━━━━━ Provided data
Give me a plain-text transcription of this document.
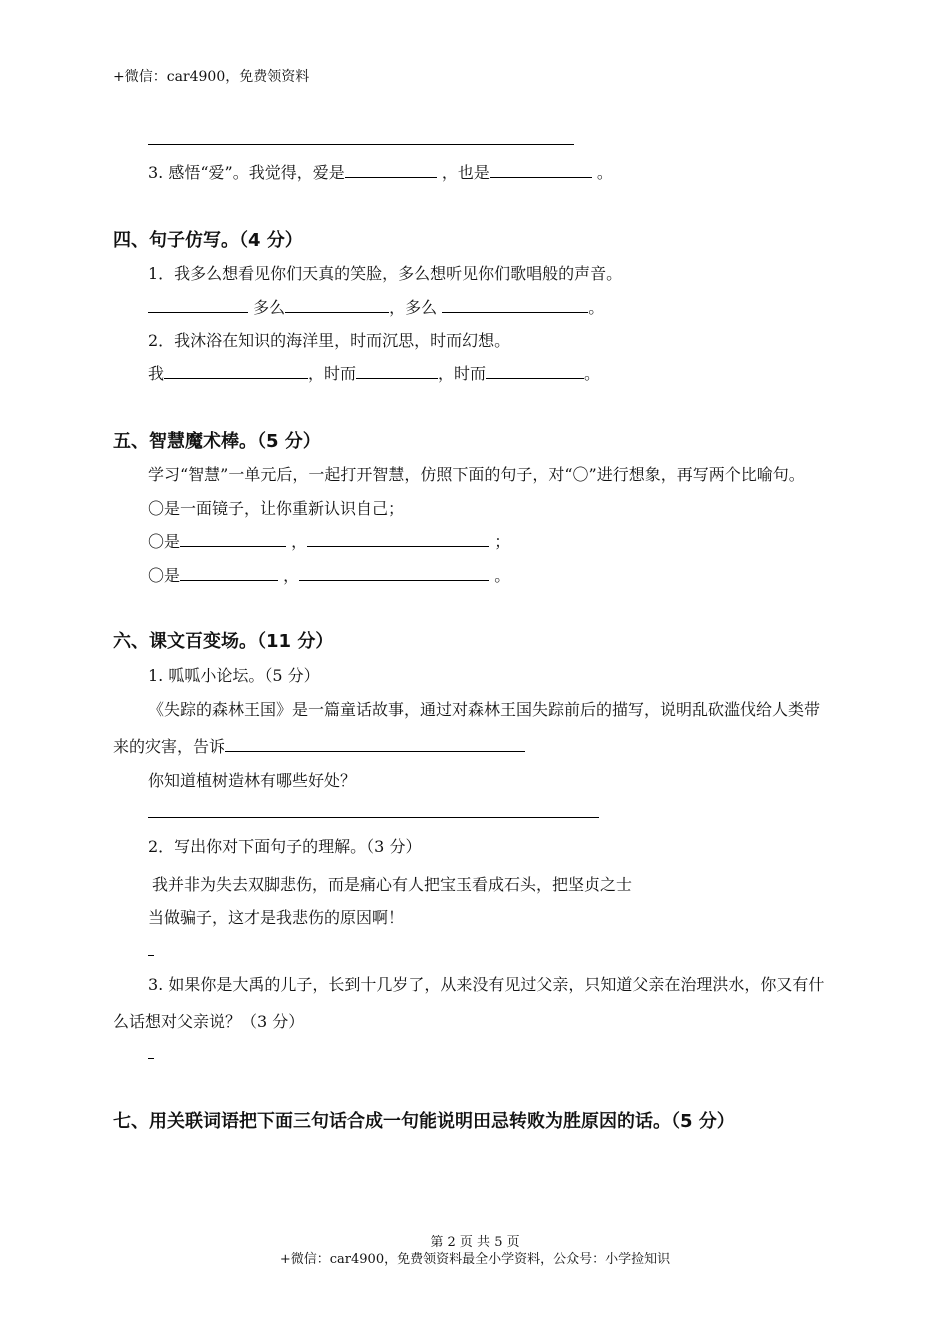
+微信：car4900，免费领资料
3. 感悟“爱”。我觉得，爱是	，也是	。
四、句子仿写。（4 分）
1．我多么想看见你们天真的笑脸，多么想听见你们歌唱般的声音。
多么	，多么	。
2．我沐浴在知识的海洋里，时而沉思，时而幻想。
我	，时而	，时而	。
五、智慧魔术棒。（5 分）
学习“智慧”一单元后，一起打开智慧，仿照下面的句子，对“〇”进行想象，再写两个比喻句。
〇是一面镜子，让你重新认识自己；
〇是	，	；
〇是	，	。
六、课文百变场。（11 分）
1. 呱呱小论坛。（5 分）
《失踪的森林王国》是一篇童话故事，通过对森林王国失踪前后的描写，说明乱砍滥伐给人类带
来的灾害，告诉
你知道植树造林有哪些好处？
2．写出你对下面句子的理解。（3 分）
我并非为失去双脚悲伤，而是痛心有人把宝玉看成石头，把坚贞之士
当做骗子，这才是我悲伤的原因啊！
3. 如果你是大禹的儿子，长到十几岁了，从来没有见过父亲，只知道父亲在治理洪水，你又有什
么话想对父亲说？（3 分）
七、用关联词语把下面三句话合成一句能说明田忌转败为胜原因的话。（5 分）
第 2 页 共 5 页
+微信：car4900，免费领资料最全小学资料，公众号：小学捡知识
━━━━━━━━━━
Objective> Transcribe every line in the entries above, taking out only the images.

Output of the exercise>
Give me a plain-text transcription of this document.
+微信：car4900，免费领资料
3. 感悟“爱”。我觉得，爱是	，也是	。
四、句子仿写。（4 分）
1．我多么想看见你们天真的笑脸，多么想听见你们歌唱般的声音。
多么	，多么	。
2．我沐浴在知识的海洋里，时而沉思，时而幻想。
我	，时而	，时而	。
五、智慧魔术棒。（5 分）
学习“智慧”一单元后，一起打开智慧，仿照下面的句子，对“〇”进行想象，再写两个比喻句。
〇是一面镜子，让你重新认识自己；
〇是	，	；
〇是	，	。
六、课文百变场。（11 分）
1. 呱呱小论坛。（5 分）
《失踪的森林王国》是一篇童话故事，通过对森林王国失踪前后的描写，说明乱砍滥伐给人类带
来的灾害，告诉
你知道植树造林有哪些好处？
2．写出你对下面句子的理解。（3 分）
我并非为失去双脚悲伤，而是痛心有人把宝玉看成石头，把坚贞之士
当做骗子，这才是我悲伤的原因啊！
3. 如果你是大禹的儿子，长到十几岁了，从来没有见过父亲，只知道父亲在治理洪水，你又有什
么话想对父亲说？（3 分）
七、用关联词语把下面三句话合成一句能说明田忌转败为胜原因的话。（5 分）
第 2 页 共 5 页
+微信：car4900，免费领资料最全小学资料，公众号：小学捡知识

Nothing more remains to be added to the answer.